* Raw records *

• • • •

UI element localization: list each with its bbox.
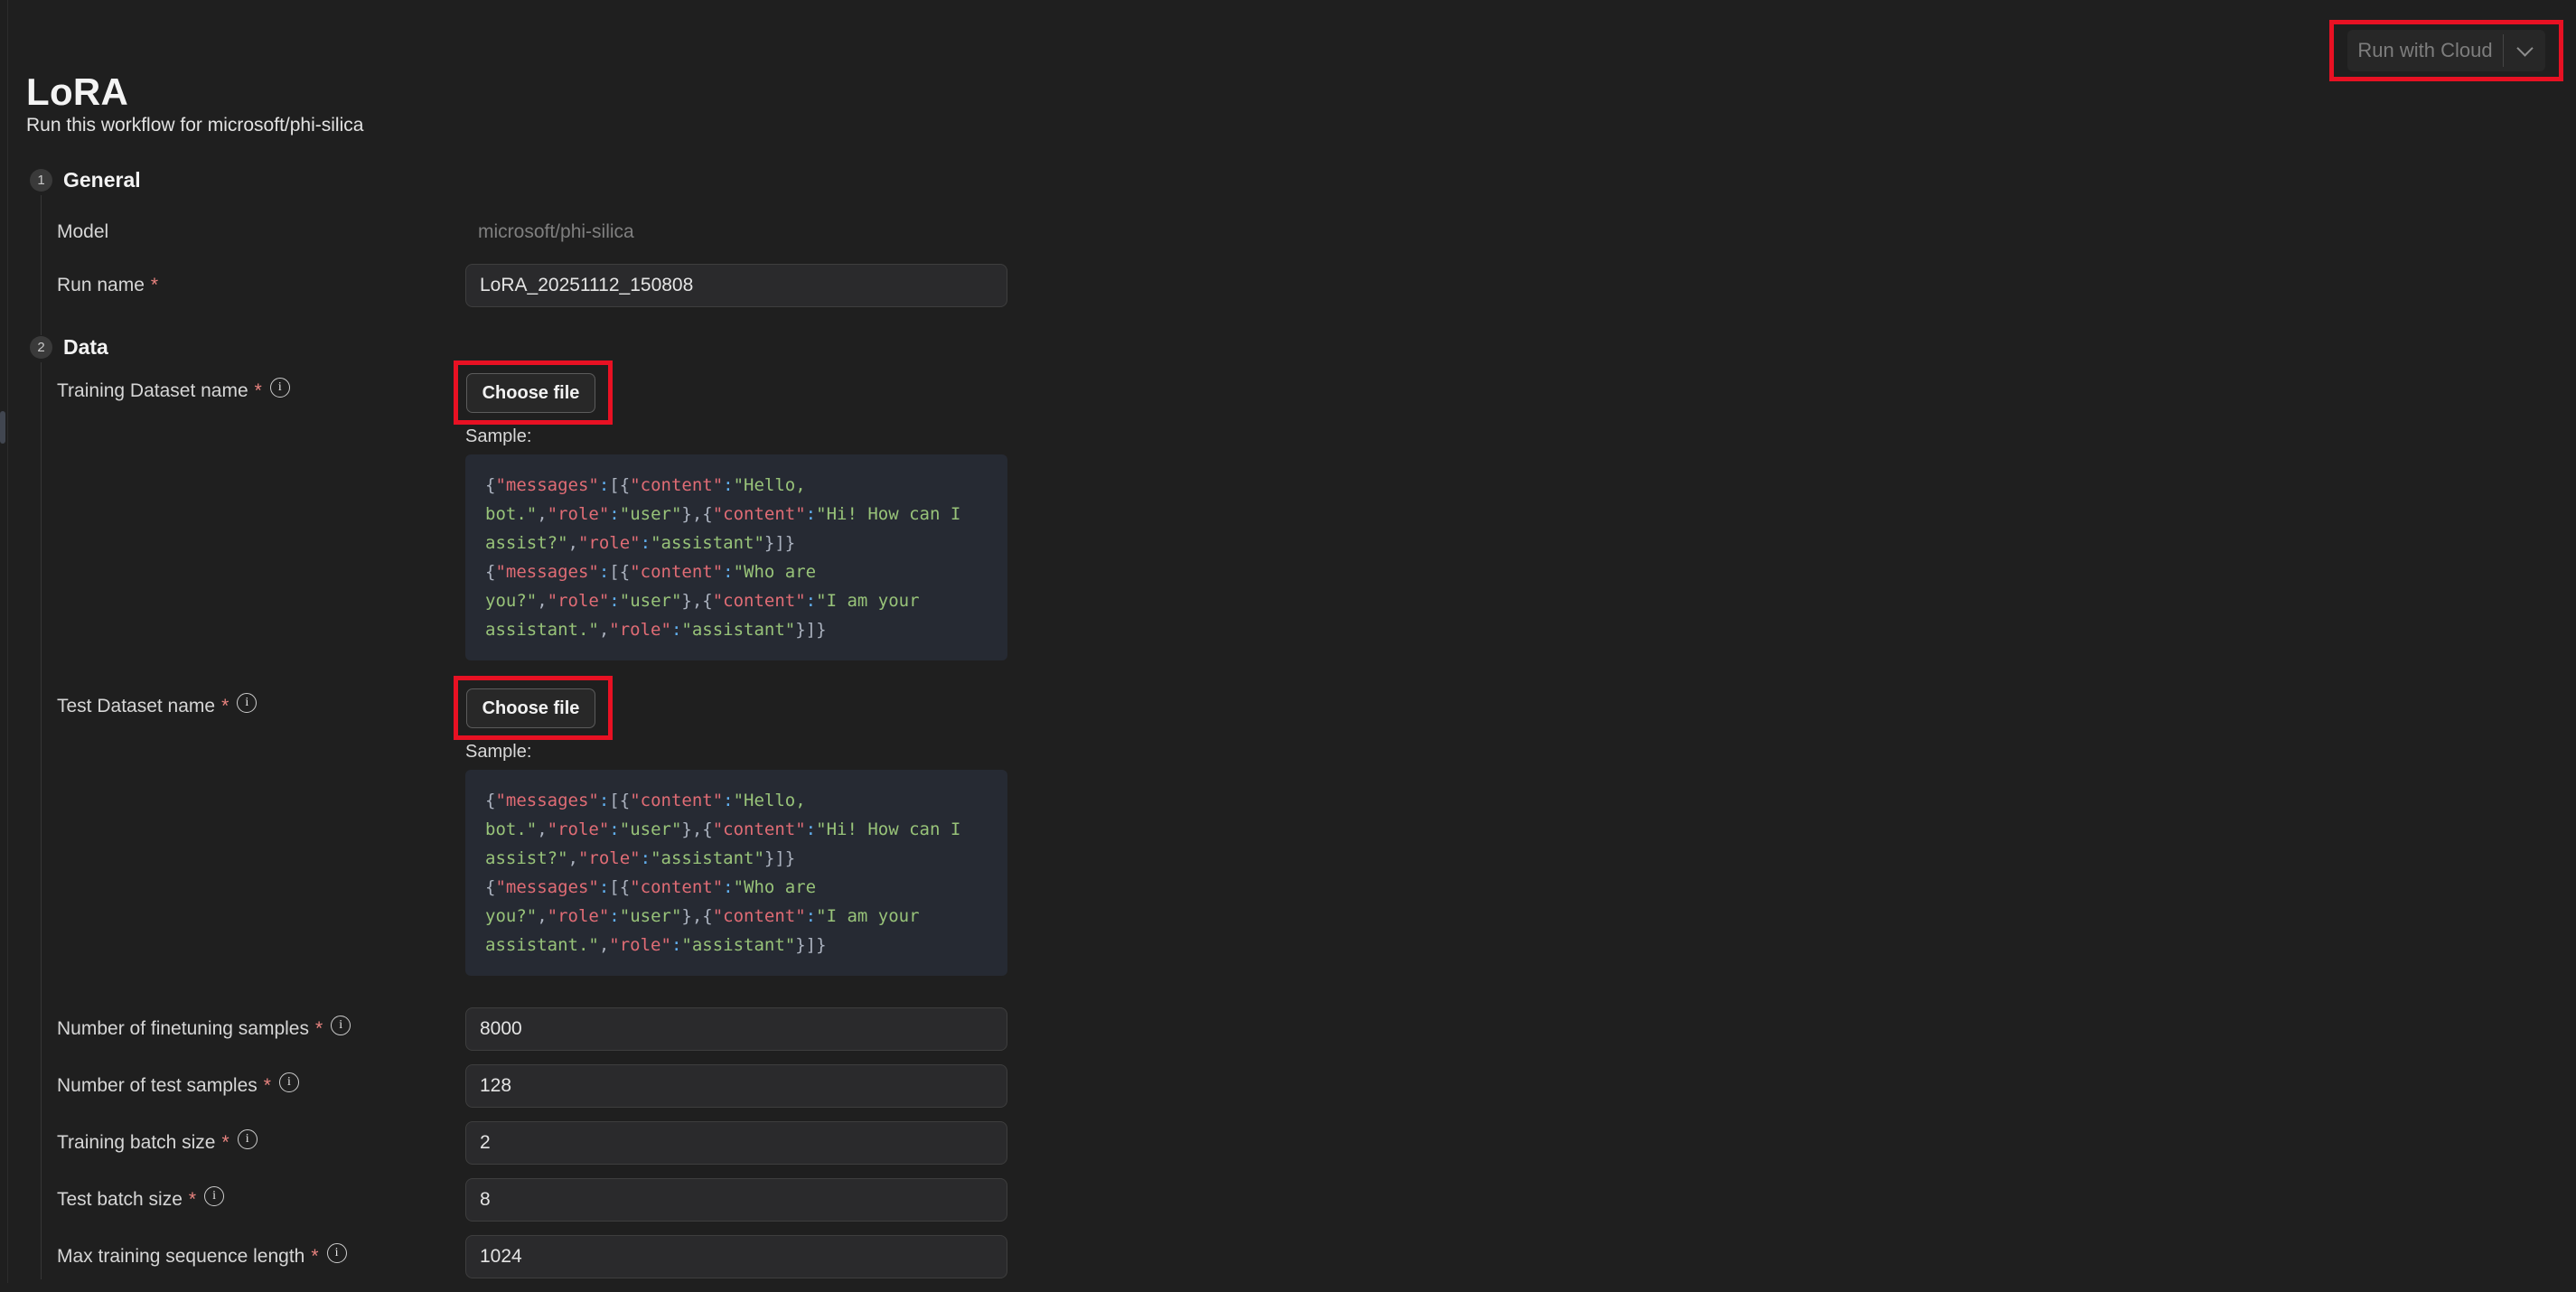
test-samples-row: Number of test samples*i [57,1064,1042,1108]
info-icon[interactable]: i [327,1243,347,1263]
training-batch-size-input[interactable] [465,1121,1007,1165]
info-icon[interactable]: i [204,1186,224,1206]
run-with-cloud-split-button[interactable]: Run with Cloud [2347,30,2545,71]
training-batch-size-row: Training batch size*i [57,1121,1042,1165]
test-dataset-label: Test Dataset name*i [57,676,465,717]
test-sample-code-block: {"messages":[{"content":"Hello,bot.","ro… [465,770,1007,976]
test-sample-label: Sample: [465,742,1007,763]
required-marker: * [189,1189,196,1210]
annotation-box-training-choose-file: Choose file [454,360,613,425]
info-icon[interactable]: i [331,1016,351,1035]
required-marker: * [221,696,229,716]
data-parameters: Number of finetuning samples*i Number of… [30,1007,1042,1278]
section-data: 2 Data Training Dataset name*i Choose fi… [30,335,1042,1292]
test-choose-file-button[interactable]: Choose file [466,688,595,728]
model-row: Model microsoft/phi-silica [57,211,1042,253]
required-marker: * [151,275,158,295]
chevron-down-icon [2516,40,2533,56]
info-icon[interactable]: i [270,378,290,398]
run-options-dropdown-button[interactable] [2504,30,2545,71]
section-title-data: Data [63,335,108,360]
run-with-cloud-button[interactable]: Run with Cloud [2347,30,2503,71]
stepper-connector-line [41,195,42,335]
test-batch-size-input[interactable] [465,1178,1007,1222]
test-dataset-row: Test Dataset name*i Choose file Sample: … [57,676,1042,976]
finetuning-samples-label: Number of finetuning samples*i [57,1018,465,1040]
info-icon[interactable]: i [237,693,257,713]
required-marker: * [221,1132,229,1153]
run-name-label: Run name* [57,275,465,296]
required-marker: * [264,1075,271,1096]
run-name-input[interactable] [465,264,1007,307]
training-choose-file-button[interactable]: Choose file [466,373,595,413]
training-batch-size-label: Training batch size*i [57,1132,465,1154]
panel-edge-divider [7,0,8,1283]
model-value: microsoft/phi-silica [465,221,1007,243]
section-general: 1 General Model microsoft/phi-silica Run… [30,168,1042,307]
step-badge-2: 2 [30,336,52,359]
test-batch-size-row: Test batch size*i [57,1178,1042,1222]
training-dataset-label: Training Dataset name*i [57,360,465,402]
finetuning-samples-row: Number of finetuning samples*i [57,1007,1042,1051]
required-marker: * [255,380,262,401]
model-label: Model [57,221,465,243]
test-batch-size-label: Test batch size*i [57,1189,465,1211]
run-name-row: Run name* [57,264,1042,307]
training-sample-label: Sample: [465,426,1007,447]
training-dataset-row: Training Dataset name*i Choose file Samp… [57,360,1042,660]
finetuning-samples-input[interactable] [465,1007,1007,1051]
required-marker: * [315,1018,323,1039]
left-scrollbar-thumb[interactable] [0,411,5,444]
stepper-connector-line [41,362,42,1279]
annotation-box-run-with-cloud: Run with Cloud [2329,20,2563,81]
section-title-general: General [63,168,141,192]
max-training-sequence-length-label: Max training sequence length*i [57,1246,465,1268]
annotation-box-test-choose-file: Choose file [454,676,613,740]
training-sample-code-block: {"messages":[{"content":"Hello,bot.","ro… [465,454,1007,660]
info-icon[interactable]: i [238,1129,258,1149]
page-title: LoRA [26,70,128,114]
max-training-sequence-length-row: Max training sequence length*i [57,1235,1042,1278]
training-dataset-control: Choose file Sample: {"messages":[{"conte… [465,360,1007,660]
test-samples-input[interactable] [465,1064,1007,1108]
test-samples-label: Number of test samples*i [57,1075,465,1097]
info-icon[interactable]: i [279,1072,299,1092]
page-subtitle: Run this workflow for microsoft/phi-sili… [26,115,363,136]
test-dataset-control: Choose file Sample: {"messages":[{"conte… [465,676,1007,976]
step-badge-1: 1 [30,169,52,192]
required-marker: * [311,1246,318,1267]
max-training-sequence-length-input[interactable] [465,1235,1007,1278]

• • • •

* Exercise objective *
Swap every "info-icon" in the items above for "help-icon" and write all the items out again with nothing else changed. Leave the pictures out of your answer.

* Answer to the exercise *
UI element localization: list each with its bbox.
test-samples-row: Number of test samples*i [57,1064,1042,1108]
help-icon[interactable]: i [327,1243,347,1263]
training-batch-size-input[interactable] [465,1121,1007,1165]
help-icon[interactable]: i [204,1186,224,1206]
run-with-cloud-split-button[interactable]: Run with Cloud [2347,30,2545,71]
training-batch-size-row: Training batch size*i [57,1121,1042,1165]
test-dataset-label: Test Dataset name*i [57,676,465,717]
test-sample-code-block: {"messages":[{"content":"Hello,bot.","ro… [465,770,1007,976]
test-sample-label: Sample: [465,742,1007,763]
required-marker: * [189,1189,196,1210]
annotation-box-training-choose-file: Choose file [454,360,613,425]
help-icon[interactable]: i [331,1016,351,1035]
required-marker: * [221,696,229,716]
data-parameters: Number of finetuning samples*i Number of… [30,1007,1042,1278]
section-data: 2 Data Training Dataset name*i Choose fi… [30,335,1042,1292]
test-choose-file-button[interactable]: Choose file [466,688,595,728]
model-row: Model microsoft/phi-silica [57,211,1042,253]
required-marker: * [151,275,158,295]
chevron-down-icon [2516,40,2533,56]
help-icon[interactable]: i [270,378,290,398]
run-options-dropdown-button[interactable] [2504,30,2545,71]
section-title-data: Data [63,335,108,360]
run-with-cloud-button[interactable]: Run with Cloud [2347,30,2503,71]
stepper-connector-line [41,195,42,335]
test-batch-size-input[interactable] [465,1178,1007,1222]
test-dataset-row: Test Dataset name*i Choose file Sample: … [57,676,1042,976]
finetuning-samples-label: Number of finetuning samples*i [57,1018,465,1040]
help-icon[interactable]: i [237,693,257,713]
required-marker: * [221,1132,229,1153]
run-name-label: Run name* [57,275,465,296]
required-marker: * [264,1075,271,1096]
run-name-input[interactable] [465,264,1007,307]
training-choose-file-button[interactable]: Choose file [466,373,595,413]
training-batch-size-label: Training batch size*i [57,1132,465,1154]
panel-edge-divider [7,0,8,1283]
model-value: microsoft/phi-silica [465,221,1007,243]
section-general: 1 General Model microsoft/phi-silica Run… [30,168,1042,307]
step-badge-2: 2 [30,336,52,359]
test-batch-size-row: Test batch size*i [57,1178,1042,1222]
training-dataset-label: Training Dataset name*i [57,360,465,402]
finetuning-samples-row: Number of finetuning samples*i [57,1007,1042,1051]
required-marker: * [255,380,262,401]
model-label: Model [57,221,465,243]
test-batch-size-label: Test batch size*i [57,1189,465,1211]
run-name-row: Run name* [57,264,1042,307]
training-sample-label: Sample: [465,426,1007,447]
training-dataset-row: Training Dataset name*i Choose file Samp… [57,360,1042,660]
finetuning-samples-input[interactable] [465,1007,1007,1051]
required-marker: * [315,1018,323,1039]
left-scrollbar-thumb[interactable] [0,411,5,444]
stepper-connector-line [41,362,42,1279]
annotation-box-run-with-cloud: Run with Cloud [2329,20,2563,81]
section-title-general: General [63,168,141,192]
max-training-sequence-length-label: Max training sequence length*i [57,1246,465,1268]
annotation-box-test-choose-file: Choose file [454,676,613,740]
training-sample-code-block: {"messages":[{"content":"Hello,bot.","ro… [465,454,1007,660]
help-icon[interactable]: i [238,1129,258,1149]
page-title: LoRA [26,70,128,114]
max-training-sequence-length-row: Max training sequence length*i [57,1235,1042,1278]
training-dataset-control: Choose file Sample: {"messages":[{"conte… [465,360,1007,660]
test-samples-input[interactable] [465,1064,1007,1108]
test-samples-label: Number of test samples*i [57,1075,465,1097]
help-icon[interactable]: i [279,1072,299,1092]
page-subtitle: Run this workflow for microsoft/phi-sili… [26,115,363,136]
test-dataset-control: Choose file Sample: {"messages":[{"conte… [465,676,1007,976]
step-badge-1: 1 [30,169,52,192]
required-marker: * [311,1246,318,1267]
max-training-sequence-length-input[interactable] [465,1235,1007,1278]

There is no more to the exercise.